We evaluate our property and equipment for impairment whenever changes in circumstances indicate that the carrying amount of an asset may not be recoverable (such as cold stacking a rig or excess spending over budget on a newbuild, construction project or major rig upgrade). We utilize an undiscounted probability-weighted cash flow analysis in testing an asset for potential impairment. Our assumptions and estimates underlying this analysis include the following:

 

   

dayrate by rig;

 

   

utilization rate by rig (expressed as the actual percentage of time per year that the rig would be used);

 

   

the per day operating cost for each rig if active, warm stacked or cold stacked;

 

   

the estimated annual cost for rig replacements and/or enhancement programs;

 

   

the estimated maintenance, inspection or other costs associated with a rig returning to work;

 

   

salvage value for each rig; and

 

   

estimated proceeds that may be received on disposition of the rig.

Based on these assumptions and estimates, we develop a matrix using several different utilization/dayrate scenarios, to each of which we have assigned a probability of occurrence. The sum of our utilization scenarios (which include active, warm stacked and cold stacked) and probability of occurrence scenarios both equal 100% in the aggregate. We reevaluate our cold-stacked rigs annually, by updating the matrices for each rig and modifying our assumptions, giving consideration to the length of time the rig has been cold stacked, the current and expected market for the type of rig and expectations of future oil and gas prices.

◆ Entries supplied ◆
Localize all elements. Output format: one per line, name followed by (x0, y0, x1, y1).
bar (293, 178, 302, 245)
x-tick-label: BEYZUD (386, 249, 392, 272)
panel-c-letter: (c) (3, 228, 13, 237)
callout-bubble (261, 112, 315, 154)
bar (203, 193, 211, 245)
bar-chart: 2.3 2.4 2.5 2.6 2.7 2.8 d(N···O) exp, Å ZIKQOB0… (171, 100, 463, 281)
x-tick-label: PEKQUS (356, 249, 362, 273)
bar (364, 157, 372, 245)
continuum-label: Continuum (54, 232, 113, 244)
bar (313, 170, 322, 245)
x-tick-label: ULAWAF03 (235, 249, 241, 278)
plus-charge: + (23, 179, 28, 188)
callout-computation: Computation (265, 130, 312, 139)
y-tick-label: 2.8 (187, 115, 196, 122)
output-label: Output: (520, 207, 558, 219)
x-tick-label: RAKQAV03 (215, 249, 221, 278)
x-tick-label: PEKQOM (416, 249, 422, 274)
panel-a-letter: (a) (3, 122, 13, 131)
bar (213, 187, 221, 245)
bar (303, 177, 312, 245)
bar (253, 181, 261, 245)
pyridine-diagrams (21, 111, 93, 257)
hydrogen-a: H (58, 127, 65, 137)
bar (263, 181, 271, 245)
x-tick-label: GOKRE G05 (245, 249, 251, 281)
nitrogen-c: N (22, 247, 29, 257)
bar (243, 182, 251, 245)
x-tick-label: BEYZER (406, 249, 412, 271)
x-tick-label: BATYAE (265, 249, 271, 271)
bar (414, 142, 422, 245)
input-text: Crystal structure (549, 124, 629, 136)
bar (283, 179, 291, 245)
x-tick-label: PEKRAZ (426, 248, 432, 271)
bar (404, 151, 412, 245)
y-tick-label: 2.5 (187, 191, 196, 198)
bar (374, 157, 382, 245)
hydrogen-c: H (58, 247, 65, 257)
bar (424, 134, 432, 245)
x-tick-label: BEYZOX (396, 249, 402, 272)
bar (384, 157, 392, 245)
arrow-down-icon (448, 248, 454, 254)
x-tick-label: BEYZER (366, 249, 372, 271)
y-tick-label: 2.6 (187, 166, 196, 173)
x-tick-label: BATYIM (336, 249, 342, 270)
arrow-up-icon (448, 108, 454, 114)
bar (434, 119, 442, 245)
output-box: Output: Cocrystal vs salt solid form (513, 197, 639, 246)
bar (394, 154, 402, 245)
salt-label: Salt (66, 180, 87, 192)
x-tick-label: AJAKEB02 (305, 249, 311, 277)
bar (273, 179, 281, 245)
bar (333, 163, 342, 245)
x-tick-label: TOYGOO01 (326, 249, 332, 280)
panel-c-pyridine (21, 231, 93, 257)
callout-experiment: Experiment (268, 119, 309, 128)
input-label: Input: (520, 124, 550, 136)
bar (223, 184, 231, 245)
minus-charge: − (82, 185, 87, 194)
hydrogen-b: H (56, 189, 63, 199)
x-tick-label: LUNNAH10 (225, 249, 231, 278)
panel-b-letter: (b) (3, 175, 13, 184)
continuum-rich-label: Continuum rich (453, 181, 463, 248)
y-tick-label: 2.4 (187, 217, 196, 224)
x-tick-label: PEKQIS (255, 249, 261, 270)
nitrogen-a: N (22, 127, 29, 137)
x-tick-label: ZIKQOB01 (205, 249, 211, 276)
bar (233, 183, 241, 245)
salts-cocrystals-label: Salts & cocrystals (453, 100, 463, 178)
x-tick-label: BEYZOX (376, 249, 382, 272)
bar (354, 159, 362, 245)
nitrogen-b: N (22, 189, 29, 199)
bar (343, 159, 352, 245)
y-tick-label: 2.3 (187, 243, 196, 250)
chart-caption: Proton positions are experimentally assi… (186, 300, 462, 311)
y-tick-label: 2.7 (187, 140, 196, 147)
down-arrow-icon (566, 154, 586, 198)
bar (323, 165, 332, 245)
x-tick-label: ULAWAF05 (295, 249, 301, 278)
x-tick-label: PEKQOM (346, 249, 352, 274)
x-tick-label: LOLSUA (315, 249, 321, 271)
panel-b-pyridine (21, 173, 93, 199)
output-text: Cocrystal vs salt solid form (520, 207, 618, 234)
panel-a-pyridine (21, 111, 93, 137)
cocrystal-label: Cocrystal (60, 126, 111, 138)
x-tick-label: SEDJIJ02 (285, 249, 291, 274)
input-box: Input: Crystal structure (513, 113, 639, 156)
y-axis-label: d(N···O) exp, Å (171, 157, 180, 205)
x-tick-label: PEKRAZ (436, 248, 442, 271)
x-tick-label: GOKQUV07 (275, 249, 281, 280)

---

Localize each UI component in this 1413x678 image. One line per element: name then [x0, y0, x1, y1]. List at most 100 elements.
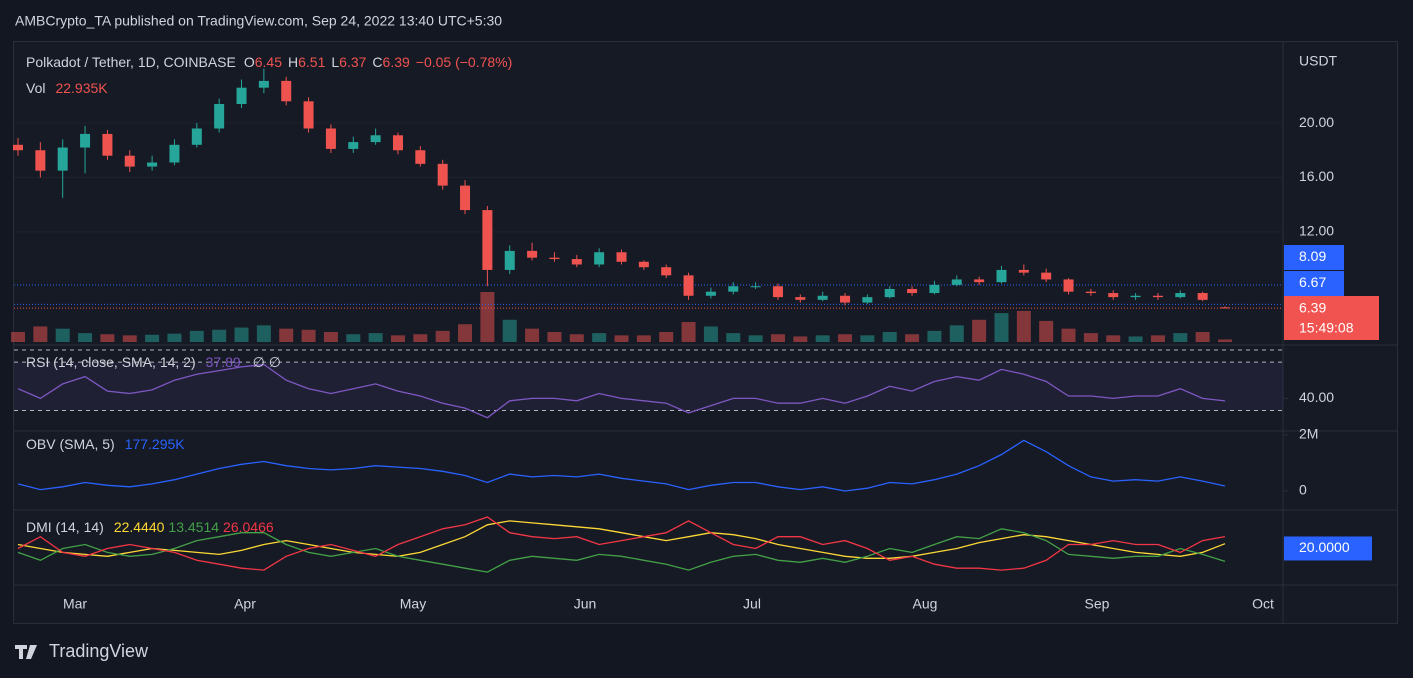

◆ Set tasks ◆
a: From the rig impairment text, repeat the part that begins at the words "estimated proceeds that" and stops after "and gas prices.".
b: Carry on the text about testing drilling rigs for impairment, starting right after its last sentence.
You can leave the listing aside; nothing here depends on it.

◆ Answers in order ◆
a:
estimated proceeds that may be received on disposition of the rig.

Based on these assumptions and estimates, we develop a matrix using several different utilization/dayrate scenarios, to each of which we have assigned a probability of occurrence. The sum of our utilization scenarios (which include active, warm stacked and cold stacked) and probability of occurrence scenarios both equal 100% in the aggregate. We reevaluate our cold-stacked rigs annually, by updating the matrices for each rig and modifying our assumptions, giving consideration to the length of time the rig has been cold stacked, the current and expected market for the type of rig and expectations of future oil and gas prices.

b:
Similarly, when a rig is reclassified to “Assets held for sale,” we measure the asset at the lower of its carrying amount or fair value less cost to sell. In the absence of a letter of intent or contract for the rig’s sale, we measure the fair value using an expected present value technique that utilizes a probability-weighted cash flow analysis, which includes assumptions for estimated proceeds that may be received on disposition of the rig. During 2012, we recognized an impairment loss of $62.4 million in connection with the transfer of three of our mid-water semisubmersible rigs to “Assets held for sale.” These rigs were not sold during 2013 and remain cold stacked at December 31, 2013. As of December 31, 2013, the three mid-water semisubmersible rigs were transferred to “Drilling and Other Property and Equipment” in our Consolidated Balance Sheets in Item 8 of this report at their aggregate fair value of $3.9 million. See “— Results of Operations — Years Ended December 31, 2013, 2012 and 2011 — Overview2013 Compared to 2012Impairment of Assets” and Note 1 “General Information” to our Consolidated Financial Statements in Item 8 of this report.

Management’s assumptions are an inherent part of our asset impairment evaluation and the use of different assumptions could produce results that differ from those reported.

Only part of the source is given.